Task requirements: Of all the lines in the records, how many hold the word "lieve"? Answer with the number only.

Material shown:
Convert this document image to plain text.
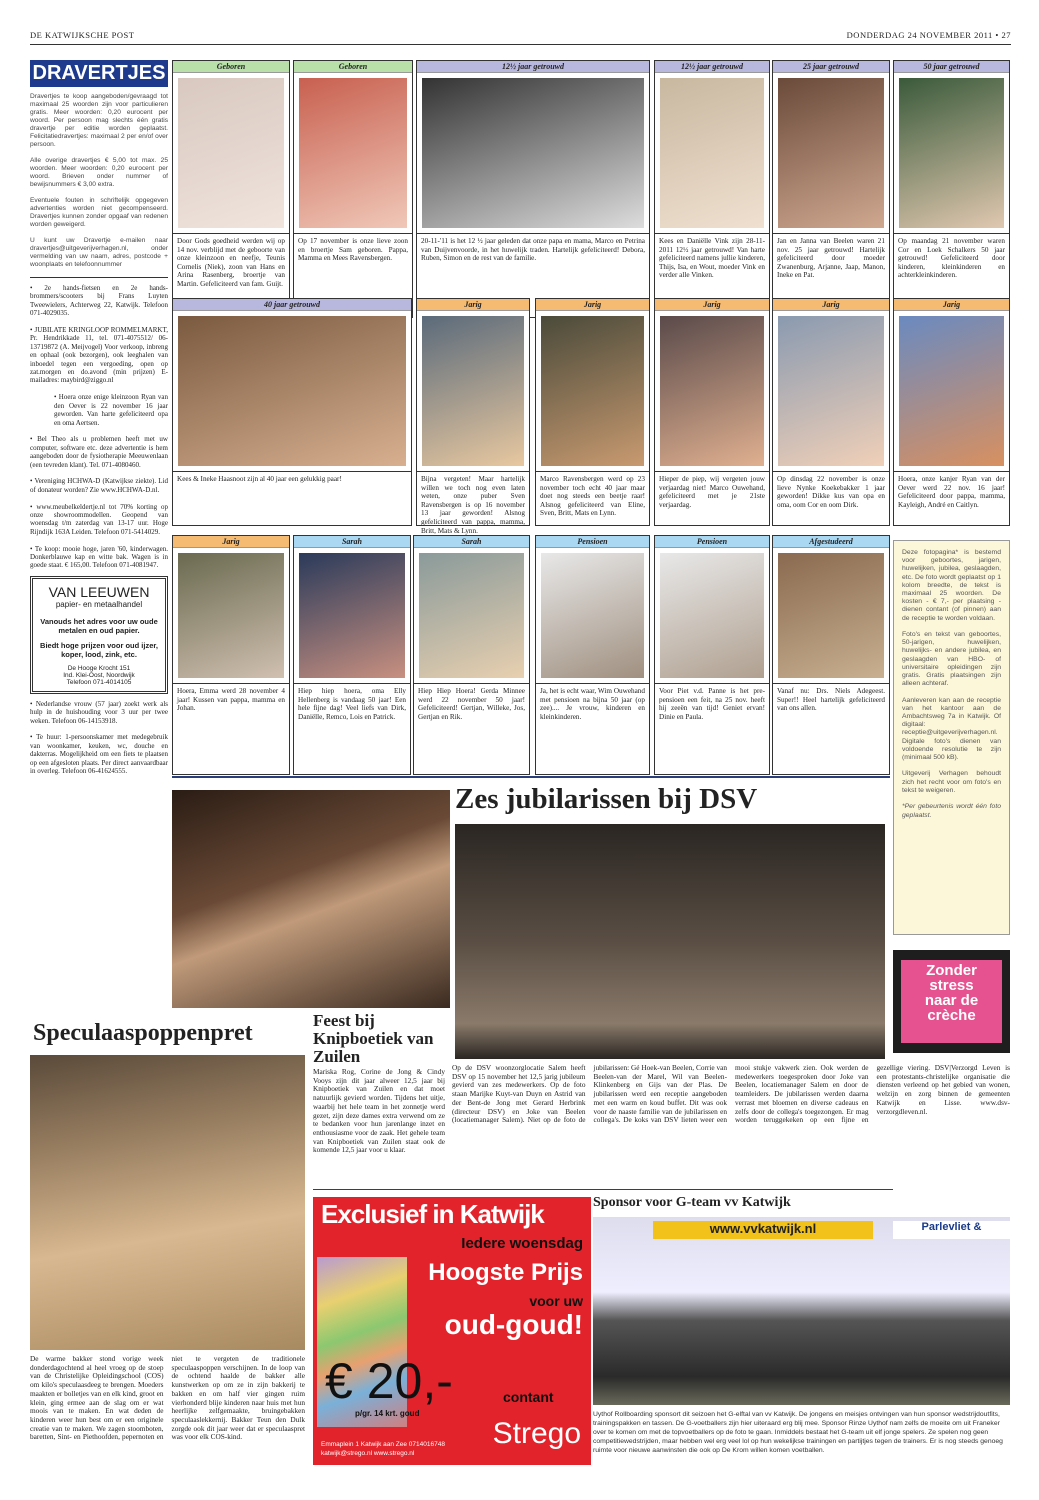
DE KATWIJKSCHE POST	DONDERDAG 24 NOVEMBER 2011 • 27
DRAVERTJES

Dravertjes te koop aangeboden/gevraagd tot maximaal 25 woorden zijn voor particulieren gratis. Meer woorden: 0,20 eurocent per woord. Per persoon mag slechts één gratis dravertje per editie worden geplaatst. Felicitatiedravertjes: maximaal 2 per en/of over persoon.

Alle overige dravertjes € 5,00 tot max. 25 woorden. Meer woorden: 0,20 eurocent per woord. Brieven onder nummer of bewijsnummers € 3,00 extra.

Eventuele fouten in schriftelijk opgegeven advertenties worden niet gecompenseerd. Dravertjes kunnen zonder opgaaf van redenen worden geweigerd.

U kunt uw Dravertje e-mailen naar dravertjes@uitgeverijverhagen.nl, onder vermelding van uw naam, adres, postcode + woonplaats en telefoonnummer

• 2e hands-fietsen en 2e hands-brommers/scooters bij Frans Luyten Tweewielers, Achterweg 22, Katwijk. Telefoon 071-4029035.

• JUBILATE KRINGLOOP ROMMELMARKT, Pr. Hendrikkade 11, tel. 071-4075512/ 06-13719872 (A. Meijvogel) Voor verkoop, inbreng en ophaal (ook bezorgen), ook leeghalen van inboedel tegen een vergoeding, open op zat.morgen en do.avond (min prijzen) E-mailadres: maybird@ziggo.nl

• Hoera onze enige kleinzoon Ryan van den Oever is 22 november 16 jaar geworden. Van harte gefeliciteerd opa en oma Aertsen.

• Bel Theo als u problemen heeft met uw computer, software etc. deze advertentie is hem aangeboden door de fysiotherapie Meeuwenlaan (een tevreden klant). Tel. 071-4080460.

• Vereniging HCHWA-D (Katwijkse ziekte). Lid of donateur worden? Zie www.HCHWA-D.nl.

• www.meubelkeldertje.nl tot 70% korting op onze showroommodellen. Geopend van woensdag t/m zaterdag van 13-17 uur. Hoge Rijndijk 163A Leiden. Telefoon 071-5414029.

• Te koop: mooie hoge, jaren '60, kinderwagen. Donkerblauwe kap en witte bak. Wagen is in goede staat. € 165,00. Telefoon 071-4081947.

VAN LEEUWEN
papier- en metaalhandel
Vanouds het adres voor uw oude metalen en oud papier.
Biedt hoge prijzen voor oud ijzer, koper, lood, zink, etc.
De Hooge Krocht 151
Ind. Klei-Oost, Noordwijk
Telefoon 071-4014105

• Nederlandse vrouw (57 jaar) zoekt werk als hulp in de huishouding voor 3 uur per twee weken. Telefoon 06-14153918.

• Te huur: 1-persoonskamer met medegebruik van woonkamer, keuken, wc, douche en dakterras. Mogelijkheid om een fiets te plaatsen op een afgesloten plaats. Per direct aanvaardbaar in overleg. Telefoon 06-41624555.

Geboren
Door Gods goedheid werden wij op 14 nov. verblijd met de geboorte van onze kleinzoon en neefje, Teunis Cornelis (Niek), zoon van Hans en Arina Rasenberg, broertje van Martin. Gefeliciteerd van fam. Guijt.
Geboren
Op 17 november is onze lieve zoon en broertje Sam geboren. Pappa, Mamma en Mees Ravensbergen.
12½ jaar getrouwd
20-11-'11 is het 12 ½ jaar geleden dat onze papa en mama, Marco en Petrina van Duijvenvoorde, in het huwelijk traden. Hartelijk gefeliciteerd! Debora, Ruben, Simon en de rest van de familie.
12½ jaar getrouwd
Kees en Daniëlle Vink zijn 28-11-2011 12½ jaar getrouwd! Van harte gefeliciteerd namens jullie kinderen, Thijs, Isa, en Wout, moeder Vink en verder alle Vinken.
25 jaar getrouwd
Jan en Janna van Beelen waren 21 nov. 25 jaar getrouwd! Hartelijk gefeliciteerd door moeder Zwanenburg, Arjanne, Jaap, Manon, Ineke en Pat.
50 jaar getrouwd
Op maandag 21 november waren Cor en Loek Schalkers 50 jaar getrouwd! Gefeliciteerd door kinderen, kleinkinderen en achterkleinkinderen.
40 jaar getrouwd
Kees & Ineke Haasnoot zijn al 40 jaar een gelukkig paar!
Jarig
Bijna vergeten! Maar hartelijk willen we toch nog even laten weten, onze puber Sven Ravensbergen is op 16 november 13 jaar geworden! Alsnog gefeliciteerd van pappa, mamma, Britt, Mats & Lynn.
Jarig
Marco Ravensbergen werd op 23 november toch echt 40 jaar maar doet nog steeds een beetje raar! Alsnog gefeliciteerd van Eline, Sven, Britt, Mats en Lynn.
Jarig
Hieper de piep, wij vergeten jouw verjaardag niet! Marco Ouwehand, gefeliciteerd met je 21ste verjaardag.
Jarig
Op dinsdag 22 november is onze lieve Nynke Koekebakker 1 jaar geworden! Dikke kus van opa en oma, oom Cor en oom Dirk.
Jarig
Hoera, onze kanjer Ryan van der Oever werd 22 nov. 16 jaar! Gefeliciteerd door pappa, mamma, Kayleigh, André en Caitlyn.
Jarig
Hoera, Emma werd 28 november 4 jaar! Kussen van pappa, mamma en Johan.
Sarah
Hiep hiep hoera, oma Elly Hellenberg is vandaag 50 jaar! Een hele fijne dag! Veel liefs van Dirk, Daniëlle, Remco, Lois en Patrick.
Sarah
Hiep Hiep Hoera! Gerda Minnee werd 22 november 50 jaar! Gefeliciteerd! Gertjan, Willeke, Jos, Gertjan en Rik.
Pensioen
Ja, het is echt waar, Wim Ouwehand met pensioen na bijna 50 jaar (op zee).... Je vrouw, kinderen en kleinkinderen.
Pensioen
Voor Piet v.d. Panne is het pre-pensioen een feit, na 25 nov. heeft hij zeeën van tijd! Geniet ervan! Dinie en Paula.
Afgestudeerd
Vanaf nu: Drs. Niels Adegeest. Super!! Heel hartelijk gefeliciteerd van ons allen.

Deze fotopagina* is bestemd voor geboortes, jarigen, huwelijken, jubilea, geslaagden, etc. De foto wordt geplaatst op 1 kolom breedte, de tekst is maximaal 25 woorden. De kosten - € 7,- per plaatsing - dienen contant (of pinnen) aan de receptie te worden voldaan.

Foto's en tekst van geboortes, 50-jarigen, huwelijken, huwelijks- en andere jubilea, en geslaagden van HBO- of universitaire opleidingen zijn gratis. Gratis plaatsingen zijn alleen achteraf.

Aanleveren kan aan de receptie van het kantoor aan de Ambachtsweg 7a in Katwijk. Of digitaal: receptie@uitgeverijverhagen.nl. Digitale foto's dienen van voldoende resolutie te zijn (minimaal 500 kB).

Uitgeverij Verhagen behoudt zich het recht voor om foto's en tekst te weigeren.

*Per gebeurtenis wordt één foto geplaatst.

Zes jubilarissen bij DSV
Op de DSV woonzorglocatie Salem heeft DSV op 15 november het 12,5 jarig jubileum gevierd van zes medewerkers. Op de foto staan Marijke Kuyt-van Duyn en Astrid van der Bent-de Jong met Gerard Herbrink (directeur DSV) en Joke van Beelen (locatiemanager Salem). Niet op de foto de jubilarissen: Gé Hoek-van Beelen, Corrie van Beelen-van der Marel, Wil van Beelen-Klinkenberg en Gijs van der Plas. De jubilarissen werd een receptie aangeboden met een warm en koud buffet. Dit was ook voor de naaste familie van de jubilarissen en collega's. De koks van DSV lieten weer een mooi stukje vakwerk zien. Ook werden de medewerkers toegesproken door Joke van Beelen, locatiemanager Salem en door de teamleiders. De jubilarissen werden daarna verrast met bloemen en diverse cadeaus en zelfs door de collega's toegezongen. Er mag worden teruggekeken op een fijne en gezellige viering. DSV|Verzorgd Leven is een protestants-christelijke organisatie die diensten verleend op het gebied van wonen, welzijn en zorg binnen de gemeenten Katwijk en Lisse. www.dsv-verzorgdleven.nl.
Zonder
stress
naar de
crèche
Speculaaspoppenpret
De warme bakker stond vorige week donderdagochtend al heel vroeg op de stoep van de Christelijke Opleidingschool (COS) om kilo's speculaasdeeg te brengen. Moeders maakten er bolletjes van en elk kind, groot en klein, ging ermee aan de slag om er wat moois van te maken. En wat deden de kinderen weer hun best om er een originele creatie van te maken. We zagen stoomboten, baretten, Sint- en Piethoofden, pepernoten en niet te vergeten de traditionele speculaaspoppen verschijnen. In de loop van de ochtend haalde de bakker alle kunstwerken op om ze in zijn bakkerij te bakken en om half vier gingen ruim vierhonderd blije kinderen naar huis met hun heerlijke zelfgemaakte, bruingebakken speculaaslekkernij. Bakker Teun den Dulk zorgde ook dit jaar weer dat er speculaaspret was voor elk COS-kind.
Feest bij Knipboetiek van Zuilen
Mariska Rog, Corine de Jong & Cindy Vooys zijn dit jaar alweer 12,5 jaar bij Knipboetiek van Zuilen en dat moet natuurlijk gevierd worden. Tijdens het uitje, waarbij het hele team in het zonnetje werd gezet, zijn deze dames extra verwend om ze te bedanken voor hun jarenlange inzet en enthousiasme voor de zaak. Het gehele team van Knipboetiek van Zuilen staat ook de komende 12,5 jaar voor u klaar.
Exclusief in Katwijk
Iedere woensdag
Hoogste Prijs
voor uw
oud-goud!
€ 20,-	contant
p/gr. 14 krt. goud
Strego
Emmaplein 1 Katwijk aan Zee 0714016748
katwijk@strego.nl www.strego.nl
Sponsor voor G-team vv Katwijk
www.vvkatwijk.nl	Parlevliet &
Uythof Rollboarding sponsort dit seizoen het G-elftal van vv Katwijk. De jongens en meisjes ontvingen van hun sponsor wedstrijdoutfits, trainingspakken en tassen. De G-voetballers zijn hier uiteraard erg blij mee. Sponsor Rinze Uythof nam zelfs de moeite om uit Franeker over te komen om met de topvoetballers op de foto te gaan. Inmiddels bestaat het G-team uit elf jonge spelers. Ze spelen nog geen competitiewedstrijden, maar hebben wel erg veel lol op hun wekelijkse trainingen en partijtjes tegen de trainers. Er is nog steeds genoeg ruimte voor nieuwe aanwinsten die ook op De Krom willen komen voetballen.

Worked answer: 2